BRIEF A –
According to the article on Ohio's voter purges, how many voters did Ohio purge from 2011 to 2016?
BRIEF B –
Please rewrite the article on Ohio's voter purges, starting with "At every turn, Republicans" and going on through "swings the axe.", and put "executioner" in place of "headsman".
BRIEF C –
Turn the paragraph of the article on Ohio's voter purges that begins "Ohio purged 2 million voters" into a short bulleted list that keeps its main facts.

EXCERPT TO READ –
At every turn, Republicans want to make it harder for American citizens to vote. They know that if they make it difficult for poor urban, elderly, college and minority voters to vote, they will remain with unchecked power. No wonder then that they want to now kill the Motor Voter Act, which Mitch McConnell has been trying to destroy for nearly 30 years, and the Roberts Court may be the headsman that swings the axe.
On Wednesday, the Supreme Court will hear the newest challenge to the law, concerning whether Ohio can remove voters from the rolls who don’t vote over a six-year period. If a voter in Ohio misses an election, doesn’t respond to a subsequent mailing from the state, and then sits out two more elections, he or she is removed from the registration list, even if this person would otherwise be eligible to vote. Critics of this process say it turns voting into a “use it or lose it” right and will open the door to wider voter purges.
Ohio purged 2 million voters from 2011 to 2016, more than any other state, including over 840,000 for infrequent voting. At least 144,000 voters in Ohio’s three largest counties, home to Cleveland, Columbus, and Cincinnati, have been purged since the 2012 election, with voters in Democratic-leaning neighborhoods twice as likely to be removed as those in Republican-leaning ones, according to a Reuters analysis.
A federal appeals court ruled in September 2016 that the state’s purging of infrequent voters violated the NVRA, which states that someone cannot be removed from the rolls “by reason of the person’s failure to vote.” As a result of that ruling, 7,500 people who had been purged from the rolls were reinstated and were able to vote in the 2016 election.
Ohio says it should be allowed to remove these voters from the rolls under the NVRA, claiming that “a failure to respond to a notice— not a failure to vote—is the sole proximate cause of removal” under its purge program. Ohio adds that if the Supreme Court finds that the NVRA does prohibit its actions, it would raise “serious constitutional questions” about the law. A supporting brief by the American Civil Rights Union, a conservative group that has sued states to force aggressive voter purges, says that if “the NVRA indeed prohibits the states from utilizing inactivity as a factor that leads to deeming a registrant ultimately to be unqualified—as the lower court found—then the NVRA intrudes on the important federalist balance in the Constitution.”

DATA SECTION –
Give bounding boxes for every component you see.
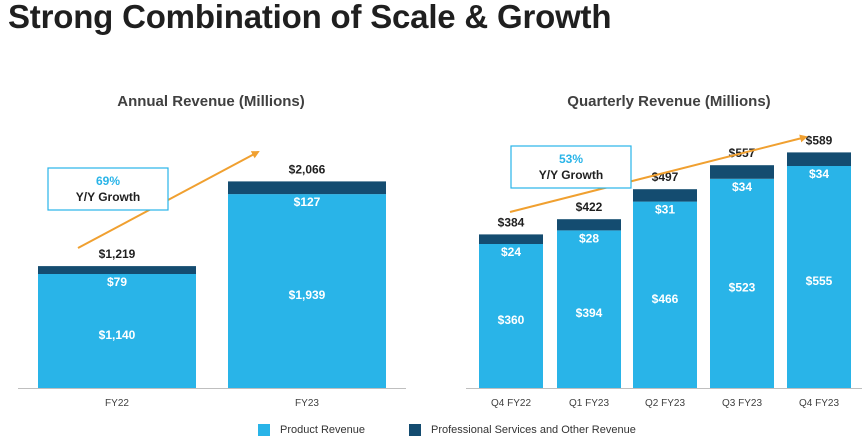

TASK RESPONSE A –
Ohio purged 2 million voters from 2011 to 2016.

TASK RESPONSE B –
At every turn, Republicans want to make it harder for American citizens to vote. They know that if they make it difficult for poor urban, elderly, college and minority voters to vote, they will remain with unchecked power. No wonder then that they want to now kill the Motor Voter Act, which Mitch McConnell has been trying to destroy for nearly 30 years, and the Roberts Court may be the executioner that swings the axe.

TASK RESPONSE C –
- Ohio purged 2 million voters from 2011 to 2016, more than any other state.
- Over 840,000 of them were removed for infrequent voting.
- At least 144,000 voters in Ohio's three largest counties, home to Cleveland, Columbus, and Cincinnati, have been purged since the 2012 election.
- A Reuters analysis found that voters in Democratic-leaning neighborhoods were twice as likely to be removed as those in Republican-leaning ones.